The only house on either side of Alvarado Terrace in 1905 was across the street at 904 Alvarado. By 1907 there was a house on the southwest corner of Alvarado and Valencia. Multiple houses had been built by 1909. The property at 903 Alvarado was owned from 1922 to 1937 by Henry Osterman, a local architect of many of Walla Walla’s prominent public buildings including the Court House, Armory, Dixie School, Ellis Hotel, Seil Building, old Walla Walla High School and Gym, old Central Fire Station, former Jefferson School, City Hall, YMCA on Spokane Street, Green Park School, Sharpstein School, old Prospect Point School, Masonic Temple (now Heritage Park facade), Carnegie Library and the Central Christian Church. Osterman opened his architectural office in the Baker Building in 1899, retired in 1927 and died in Seattle in 1936. There is no evidence in city directories that anyone lived at 903 Alvarado Terrace until 1940. The first persons to be listed as living at this address were Harvey F. and Anna B. Stoller. After the Stollers moved to Richland in 1950 this house was always occupied by the subsequent owners of the property.

(Given entries)
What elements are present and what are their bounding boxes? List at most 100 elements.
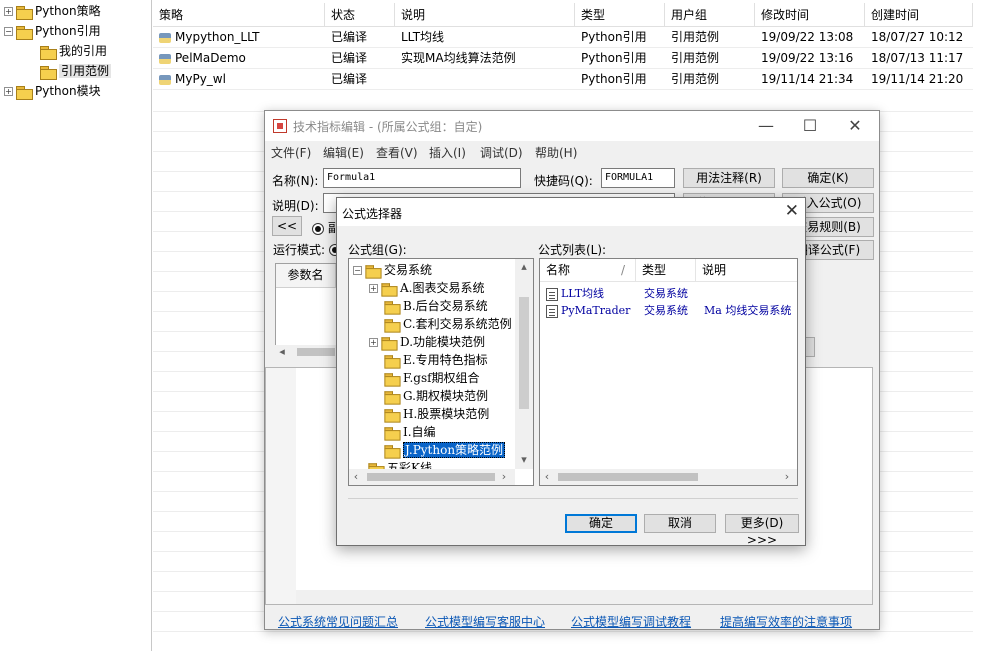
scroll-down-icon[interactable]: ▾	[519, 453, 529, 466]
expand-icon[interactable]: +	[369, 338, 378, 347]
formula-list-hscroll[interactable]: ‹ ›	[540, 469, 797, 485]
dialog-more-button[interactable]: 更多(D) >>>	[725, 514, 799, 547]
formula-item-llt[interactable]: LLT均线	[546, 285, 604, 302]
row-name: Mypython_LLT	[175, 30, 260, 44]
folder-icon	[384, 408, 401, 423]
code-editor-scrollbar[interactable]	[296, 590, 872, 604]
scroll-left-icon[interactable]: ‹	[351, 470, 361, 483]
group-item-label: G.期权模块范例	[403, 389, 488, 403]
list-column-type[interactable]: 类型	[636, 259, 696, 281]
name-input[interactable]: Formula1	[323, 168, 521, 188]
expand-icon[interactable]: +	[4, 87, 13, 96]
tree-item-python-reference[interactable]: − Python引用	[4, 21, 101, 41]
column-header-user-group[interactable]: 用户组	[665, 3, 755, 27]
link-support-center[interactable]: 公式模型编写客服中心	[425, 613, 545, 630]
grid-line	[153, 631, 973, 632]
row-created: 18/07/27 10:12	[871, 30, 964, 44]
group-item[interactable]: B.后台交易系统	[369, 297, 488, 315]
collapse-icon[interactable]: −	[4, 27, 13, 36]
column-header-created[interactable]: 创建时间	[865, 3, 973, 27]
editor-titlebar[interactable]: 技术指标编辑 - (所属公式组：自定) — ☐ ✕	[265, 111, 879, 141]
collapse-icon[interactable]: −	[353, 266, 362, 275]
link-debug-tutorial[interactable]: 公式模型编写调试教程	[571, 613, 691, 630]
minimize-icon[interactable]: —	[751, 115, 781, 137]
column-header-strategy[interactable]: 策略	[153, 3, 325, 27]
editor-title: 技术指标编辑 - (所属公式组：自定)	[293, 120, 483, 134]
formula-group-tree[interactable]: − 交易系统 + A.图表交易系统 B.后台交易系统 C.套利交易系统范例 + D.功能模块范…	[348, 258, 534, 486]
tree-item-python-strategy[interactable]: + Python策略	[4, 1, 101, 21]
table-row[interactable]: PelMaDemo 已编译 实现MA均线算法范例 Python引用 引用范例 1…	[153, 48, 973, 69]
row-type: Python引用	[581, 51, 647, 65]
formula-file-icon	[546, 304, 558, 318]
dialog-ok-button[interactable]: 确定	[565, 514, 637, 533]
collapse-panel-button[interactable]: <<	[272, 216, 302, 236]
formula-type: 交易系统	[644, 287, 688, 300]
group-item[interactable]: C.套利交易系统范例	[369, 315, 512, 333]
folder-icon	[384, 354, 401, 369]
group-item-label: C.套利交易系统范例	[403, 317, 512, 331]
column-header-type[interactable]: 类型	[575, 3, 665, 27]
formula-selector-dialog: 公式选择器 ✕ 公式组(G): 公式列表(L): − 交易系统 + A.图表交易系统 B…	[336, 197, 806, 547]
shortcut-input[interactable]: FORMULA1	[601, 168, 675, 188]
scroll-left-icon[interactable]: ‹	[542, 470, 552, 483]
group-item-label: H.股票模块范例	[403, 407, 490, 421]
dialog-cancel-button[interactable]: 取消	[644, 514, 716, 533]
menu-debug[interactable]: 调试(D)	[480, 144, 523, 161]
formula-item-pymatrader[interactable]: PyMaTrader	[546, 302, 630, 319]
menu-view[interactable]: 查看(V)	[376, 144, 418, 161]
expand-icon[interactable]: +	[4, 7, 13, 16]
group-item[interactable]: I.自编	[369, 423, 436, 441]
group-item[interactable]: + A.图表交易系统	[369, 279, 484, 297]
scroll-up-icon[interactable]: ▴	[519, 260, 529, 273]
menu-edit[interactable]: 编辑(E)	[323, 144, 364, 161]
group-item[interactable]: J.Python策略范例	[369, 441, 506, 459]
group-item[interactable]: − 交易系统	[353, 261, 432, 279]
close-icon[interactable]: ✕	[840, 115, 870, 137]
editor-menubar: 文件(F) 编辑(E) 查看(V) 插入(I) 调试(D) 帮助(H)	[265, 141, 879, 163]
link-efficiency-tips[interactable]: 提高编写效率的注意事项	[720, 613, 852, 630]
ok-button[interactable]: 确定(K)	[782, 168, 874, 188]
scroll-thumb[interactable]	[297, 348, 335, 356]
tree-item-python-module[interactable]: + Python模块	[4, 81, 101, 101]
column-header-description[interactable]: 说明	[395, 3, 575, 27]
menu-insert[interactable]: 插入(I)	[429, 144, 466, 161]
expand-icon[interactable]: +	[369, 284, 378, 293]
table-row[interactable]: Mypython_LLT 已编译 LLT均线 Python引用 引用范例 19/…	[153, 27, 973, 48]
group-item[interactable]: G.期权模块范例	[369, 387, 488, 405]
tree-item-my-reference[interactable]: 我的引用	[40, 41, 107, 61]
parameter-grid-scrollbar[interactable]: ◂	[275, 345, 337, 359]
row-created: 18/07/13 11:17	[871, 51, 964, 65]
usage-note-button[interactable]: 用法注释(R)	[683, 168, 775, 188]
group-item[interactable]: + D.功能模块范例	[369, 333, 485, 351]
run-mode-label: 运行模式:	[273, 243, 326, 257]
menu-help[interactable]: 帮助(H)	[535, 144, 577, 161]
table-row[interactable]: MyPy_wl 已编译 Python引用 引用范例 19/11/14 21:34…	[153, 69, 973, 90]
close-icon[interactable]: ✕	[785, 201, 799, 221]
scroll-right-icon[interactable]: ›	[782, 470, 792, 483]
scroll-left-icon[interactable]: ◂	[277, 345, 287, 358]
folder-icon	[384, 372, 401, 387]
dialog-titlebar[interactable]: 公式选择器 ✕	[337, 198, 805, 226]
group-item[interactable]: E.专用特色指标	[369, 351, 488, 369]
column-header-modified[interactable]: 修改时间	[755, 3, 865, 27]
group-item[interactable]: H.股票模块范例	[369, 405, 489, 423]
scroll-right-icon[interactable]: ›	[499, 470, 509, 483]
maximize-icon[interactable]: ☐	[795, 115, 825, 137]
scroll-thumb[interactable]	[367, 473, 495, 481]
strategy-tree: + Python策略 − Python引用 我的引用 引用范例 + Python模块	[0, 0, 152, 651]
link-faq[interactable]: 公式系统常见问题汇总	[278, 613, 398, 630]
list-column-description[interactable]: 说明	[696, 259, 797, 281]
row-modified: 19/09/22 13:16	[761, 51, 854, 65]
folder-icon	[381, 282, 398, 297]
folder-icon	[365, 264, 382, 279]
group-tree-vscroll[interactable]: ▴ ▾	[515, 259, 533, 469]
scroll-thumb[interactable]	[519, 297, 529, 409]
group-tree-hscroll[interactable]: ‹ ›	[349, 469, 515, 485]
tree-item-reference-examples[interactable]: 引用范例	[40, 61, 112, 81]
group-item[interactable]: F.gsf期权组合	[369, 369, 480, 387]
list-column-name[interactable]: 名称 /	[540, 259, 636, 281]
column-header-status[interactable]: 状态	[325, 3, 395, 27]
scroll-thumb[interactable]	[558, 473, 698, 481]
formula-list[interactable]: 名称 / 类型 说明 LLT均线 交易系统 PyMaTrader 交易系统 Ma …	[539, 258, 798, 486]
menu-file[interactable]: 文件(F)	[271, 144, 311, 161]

(Set exercise) Please pick up the passage on the history of 903 Alvarado Terrace after its final sentence and write what comes next.

(Result of the exercise)
Construction of the Building:
A Stoller family member reports that Harvey Stoller built this house, possibly from a Sears house kit. A search of several sources did not find any Sears house plans with a complex roof-line, hip dormer, asymmetrical front gable, stone chimney, or entry way similar to this house. The Walla Walla County Tax Assessor’s records show a build date of 1940. Since Harvey Stoller bought the lot on April of 1940 this is the probable year of construction. Stollers were listed as living here in the 1941 city directory. One mystery may have to remain. There is a functioning well located in the basement of this house that presumably predates the house. Since Green’s Park Addition was platted in 1903 it is assumed that city utilities were in place long before this house was built. It is unknown who might have dug a well here. Mrs. Green’s original deeds had stipulated that a dwelling costing at least $2000 must be built before any other building on the lot or the owners would forfeit the property.
- Bennett, Robert A., Walla Walla A Town Built to be a City 1900-1919, Pioneer Press, Walla Walla, 1982.
- Building Permits: Whitman College Penrose Library Archives.
- Sanborn Fire Maps: 1884-1905 (with updates until 1950).
- Sears, Roebuck and Co. 1926 House Catalog, An Unabridged Reprint. Dover Publications, 1991.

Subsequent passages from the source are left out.